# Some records
▽

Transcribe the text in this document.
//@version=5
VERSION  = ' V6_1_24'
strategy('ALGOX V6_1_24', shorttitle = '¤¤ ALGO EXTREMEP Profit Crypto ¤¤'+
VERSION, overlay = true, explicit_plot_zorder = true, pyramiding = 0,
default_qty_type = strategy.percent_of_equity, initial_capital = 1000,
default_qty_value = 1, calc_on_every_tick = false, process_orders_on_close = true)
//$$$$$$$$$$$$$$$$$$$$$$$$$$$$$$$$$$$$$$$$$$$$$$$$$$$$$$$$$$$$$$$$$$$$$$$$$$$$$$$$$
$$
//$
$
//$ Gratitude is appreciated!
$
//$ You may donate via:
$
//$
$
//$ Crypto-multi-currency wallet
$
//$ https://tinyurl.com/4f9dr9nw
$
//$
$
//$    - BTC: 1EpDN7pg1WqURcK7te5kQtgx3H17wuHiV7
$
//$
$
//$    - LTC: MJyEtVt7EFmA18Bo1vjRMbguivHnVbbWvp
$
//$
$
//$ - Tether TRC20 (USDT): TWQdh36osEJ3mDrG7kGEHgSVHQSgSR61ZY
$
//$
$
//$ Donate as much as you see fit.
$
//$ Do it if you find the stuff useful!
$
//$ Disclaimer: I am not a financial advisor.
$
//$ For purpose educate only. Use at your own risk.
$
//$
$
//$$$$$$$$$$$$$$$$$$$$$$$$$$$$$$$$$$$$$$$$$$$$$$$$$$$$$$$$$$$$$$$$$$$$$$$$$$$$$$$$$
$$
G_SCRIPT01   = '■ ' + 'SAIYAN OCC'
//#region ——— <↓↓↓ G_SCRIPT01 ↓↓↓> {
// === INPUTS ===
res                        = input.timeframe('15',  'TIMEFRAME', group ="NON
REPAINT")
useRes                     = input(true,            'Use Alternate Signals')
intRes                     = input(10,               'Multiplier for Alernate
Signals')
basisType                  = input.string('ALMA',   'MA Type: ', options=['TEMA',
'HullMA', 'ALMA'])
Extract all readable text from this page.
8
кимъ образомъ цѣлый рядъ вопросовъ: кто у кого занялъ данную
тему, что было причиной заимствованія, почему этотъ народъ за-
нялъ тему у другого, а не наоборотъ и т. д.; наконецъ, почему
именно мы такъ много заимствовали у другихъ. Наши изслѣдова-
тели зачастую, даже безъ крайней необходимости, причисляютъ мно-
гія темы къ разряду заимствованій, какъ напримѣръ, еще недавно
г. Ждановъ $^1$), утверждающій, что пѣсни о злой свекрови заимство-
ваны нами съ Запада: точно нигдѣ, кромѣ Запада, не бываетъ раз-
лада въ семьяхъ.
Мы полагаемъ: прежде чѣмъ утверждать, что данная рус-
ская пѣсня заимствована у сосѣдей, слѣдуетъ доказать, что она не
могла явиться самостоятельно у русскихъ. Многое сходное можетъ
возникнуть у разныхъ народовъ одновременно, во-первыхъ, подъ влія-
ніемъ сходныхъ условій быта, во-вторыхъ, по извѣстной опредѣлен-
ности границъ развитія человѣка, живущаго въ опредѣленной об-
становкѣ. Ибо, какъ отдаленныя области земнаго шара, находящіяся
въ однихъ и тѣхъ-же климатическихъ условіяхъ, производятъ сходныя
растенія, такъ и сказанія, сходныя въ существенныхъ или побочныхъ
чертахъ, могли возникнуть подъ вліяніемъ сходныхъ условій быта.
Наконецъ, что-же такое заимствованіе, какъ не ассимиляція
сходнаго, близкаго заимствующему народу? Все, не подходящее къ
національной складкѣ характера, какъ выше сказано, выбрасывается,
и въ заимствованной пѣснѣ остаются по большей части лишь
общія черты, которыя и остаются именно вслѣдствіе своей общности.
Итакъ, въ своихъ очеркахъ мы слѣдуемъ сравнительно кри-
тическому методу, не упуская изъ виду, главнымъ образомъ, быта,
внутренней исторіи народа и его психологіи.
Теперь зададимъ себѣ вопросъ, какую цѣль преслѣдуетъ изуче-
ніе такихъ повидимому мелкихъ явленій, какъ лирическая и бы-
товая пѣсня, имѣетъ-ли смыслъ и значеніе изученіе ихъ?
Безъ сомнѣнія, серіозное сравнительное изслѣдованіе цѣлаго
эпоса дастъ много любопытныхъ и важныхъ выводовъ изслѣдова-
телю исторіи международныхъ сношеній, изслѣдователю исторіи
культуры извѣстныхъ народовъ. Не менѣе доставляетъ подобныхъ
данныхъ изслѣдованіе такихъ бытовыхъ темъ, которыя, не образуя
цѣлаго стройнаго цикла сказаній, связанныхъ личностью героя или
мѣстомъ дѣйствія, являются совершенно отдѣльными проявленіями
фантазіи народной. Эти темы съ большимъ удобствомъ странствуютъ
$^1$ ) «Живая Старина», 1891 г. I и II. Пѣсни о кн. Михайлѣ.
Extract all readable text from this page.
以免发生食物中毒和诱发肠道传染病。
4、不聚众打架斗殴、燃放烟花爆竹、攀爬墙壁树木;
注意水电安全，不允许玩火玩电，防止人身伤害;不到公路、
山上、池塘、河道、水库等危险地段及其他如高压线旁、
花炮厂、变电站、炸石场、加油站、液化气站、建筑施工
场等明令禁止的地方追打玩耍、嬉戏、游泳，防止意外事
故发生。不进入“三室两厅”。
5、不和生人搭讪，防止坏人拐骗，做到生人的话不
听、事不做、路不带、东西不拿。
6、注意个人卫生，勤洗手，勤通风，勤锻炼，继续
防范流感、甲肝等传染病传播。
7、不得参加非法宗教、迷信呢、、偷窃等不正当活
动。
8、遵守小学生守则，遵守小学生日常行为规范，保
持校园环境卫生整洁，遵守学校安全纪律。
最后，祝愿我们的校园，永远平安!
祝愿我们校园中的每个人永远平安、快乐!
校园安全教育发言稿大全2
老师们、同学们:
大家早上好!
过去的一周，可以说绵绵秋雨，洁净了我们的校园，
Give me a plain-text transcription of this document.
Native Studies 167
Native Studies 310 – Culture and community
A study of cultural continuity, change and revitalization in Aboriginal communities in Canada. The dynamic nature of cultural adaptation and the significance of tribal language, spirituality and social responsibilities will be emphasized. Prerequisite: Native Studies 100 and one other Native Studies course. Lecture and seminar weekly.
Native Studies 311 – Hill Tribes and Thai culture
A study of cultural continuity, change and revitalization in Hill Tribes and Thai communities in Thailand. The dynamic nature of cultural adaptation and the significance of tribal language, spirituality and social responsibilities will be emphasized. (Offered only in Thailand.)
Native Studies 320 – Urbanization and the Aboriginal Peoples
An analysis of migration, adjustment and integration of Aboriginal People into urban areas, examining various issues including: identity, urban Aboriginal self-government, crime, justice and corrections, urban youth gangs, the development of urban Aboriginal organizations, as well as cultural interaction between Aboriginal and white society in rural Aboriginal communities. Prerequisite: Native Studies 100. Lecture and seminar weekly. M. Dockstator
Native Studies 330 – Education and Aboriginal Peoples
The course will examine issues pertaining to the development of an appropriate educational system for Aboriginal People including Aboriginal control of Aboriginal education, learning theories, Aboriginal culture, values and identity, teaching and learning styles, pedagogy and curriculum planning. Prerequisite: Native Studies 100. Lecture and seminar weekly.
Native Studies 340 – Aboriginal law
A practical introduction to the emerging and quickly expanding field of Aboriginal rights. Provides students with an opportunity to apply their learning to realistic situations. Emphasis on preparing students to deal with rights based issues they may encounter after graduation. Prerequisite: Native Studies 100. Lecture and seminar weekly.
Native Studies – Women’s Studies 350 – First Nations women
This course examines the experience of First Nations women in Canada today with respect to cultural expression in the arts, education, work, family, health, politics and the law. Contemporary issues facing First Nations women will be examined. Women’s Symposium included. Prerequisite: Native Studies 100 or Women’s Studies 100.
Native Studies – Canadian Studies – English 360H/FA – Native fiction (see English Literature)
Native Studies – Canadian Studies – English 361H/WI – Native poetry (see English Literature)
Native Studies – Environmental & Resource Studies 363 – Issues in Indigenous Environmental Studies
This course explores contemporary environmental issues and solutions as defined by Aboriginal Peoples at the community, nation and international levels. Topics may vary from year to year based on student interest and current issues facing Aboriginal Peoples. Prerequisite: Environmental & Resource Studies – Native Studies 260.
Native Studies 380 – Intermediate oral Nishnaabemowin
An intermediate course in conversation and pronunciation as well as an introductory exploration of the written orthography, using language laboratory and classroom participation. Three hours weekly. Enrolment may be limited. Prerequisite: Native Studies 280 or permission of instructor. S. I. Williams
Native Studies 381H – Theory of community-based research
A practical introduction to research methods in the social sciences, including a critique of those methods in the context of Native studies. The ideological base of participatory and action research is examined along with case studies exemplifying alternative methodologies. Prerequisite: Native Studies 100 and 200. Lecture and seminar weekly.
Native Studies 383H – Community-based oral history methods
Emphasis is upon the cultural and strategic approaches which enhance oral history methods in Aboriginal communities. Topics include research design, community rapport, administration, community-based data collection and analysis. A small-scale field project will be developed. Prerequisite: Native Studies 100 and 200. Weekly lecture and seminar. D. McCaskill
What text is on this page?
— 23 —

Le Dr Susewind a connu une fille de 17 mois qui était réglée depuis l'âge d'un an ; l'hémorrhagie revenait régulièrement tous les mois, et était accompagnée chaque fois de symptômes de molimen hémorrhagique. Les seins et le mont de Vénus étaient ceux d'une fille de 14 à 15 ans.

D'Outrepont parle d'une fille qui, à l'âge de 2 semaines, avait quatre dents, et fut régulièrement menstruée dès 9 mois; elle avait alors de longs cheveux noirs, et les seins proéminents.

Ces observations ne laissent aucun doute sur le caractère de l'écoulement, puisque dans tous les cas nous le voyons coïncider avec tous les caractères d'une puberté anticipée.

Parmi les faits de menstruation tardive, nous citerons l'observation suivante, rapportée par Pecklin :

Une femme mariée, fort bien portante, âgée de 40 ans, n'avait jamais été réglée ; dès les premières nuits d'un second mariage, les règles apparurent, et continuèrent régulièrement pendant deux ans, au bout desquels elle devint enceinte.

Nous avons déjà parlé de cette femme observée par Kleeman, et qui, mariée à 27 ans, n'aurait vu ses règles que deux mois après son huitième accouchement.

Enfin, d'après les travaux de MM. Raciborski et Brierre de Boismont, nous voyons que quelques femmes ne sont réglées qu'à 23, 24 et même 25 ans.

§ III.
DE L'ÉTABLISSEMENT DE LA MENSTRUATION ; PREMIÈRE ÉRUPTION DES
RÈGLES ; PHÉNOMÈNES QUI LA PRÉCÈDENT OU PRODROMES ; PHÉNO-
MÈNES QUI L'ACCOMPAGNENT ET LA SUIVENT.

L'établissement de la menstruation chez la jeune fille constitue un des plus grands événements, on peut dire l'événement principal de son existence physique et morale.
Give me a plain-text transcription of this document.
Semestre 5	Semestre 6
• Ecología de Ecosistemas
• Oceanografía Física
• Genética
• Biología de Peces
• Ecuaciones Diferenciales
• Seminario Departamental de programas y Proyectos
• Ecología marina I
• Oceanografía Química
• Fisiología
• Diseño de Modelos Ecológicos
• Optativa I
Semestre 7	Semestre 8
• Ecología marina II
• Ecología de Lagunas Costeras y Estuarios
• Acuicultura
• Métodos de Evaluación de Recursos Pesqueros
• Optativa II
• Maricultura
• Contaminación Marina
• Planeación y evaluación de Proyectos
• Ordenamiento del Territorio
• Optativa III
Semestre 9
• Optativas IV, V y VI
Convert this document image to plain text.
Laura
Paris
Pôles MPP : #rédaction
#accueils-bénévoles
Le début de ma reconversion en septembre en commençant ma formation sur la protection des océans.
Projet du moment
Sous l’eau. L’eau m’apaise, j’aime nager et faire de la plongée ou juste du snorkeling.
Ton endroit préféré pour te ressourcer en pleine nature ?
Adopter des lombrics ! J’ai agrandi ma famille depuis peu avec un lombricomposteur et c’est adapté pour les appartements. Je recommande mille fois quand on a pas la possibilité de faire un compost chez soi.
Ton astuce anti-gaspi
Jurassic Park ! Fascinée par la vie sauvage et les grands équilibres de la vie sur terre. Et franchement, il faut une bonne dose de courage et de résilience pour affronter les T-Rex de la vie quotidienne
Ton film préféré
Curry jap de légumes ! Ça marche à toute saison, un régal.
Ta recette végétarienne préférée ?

△

# Objective
Filter the data, keeping only the lines that contain "faire".

# Solution
Sous l’eau. L’eau m’apaise, j’aime nager et faire de la plongée ou juste du snorkeling.
Adopter des lombrics ! J’ai agrandi ma famille depuis peu avec un lombricomposteur et c’est adapté pour les appartements. Je recommande mille fois quand on a pas la possibilité de faire un compost chez soi.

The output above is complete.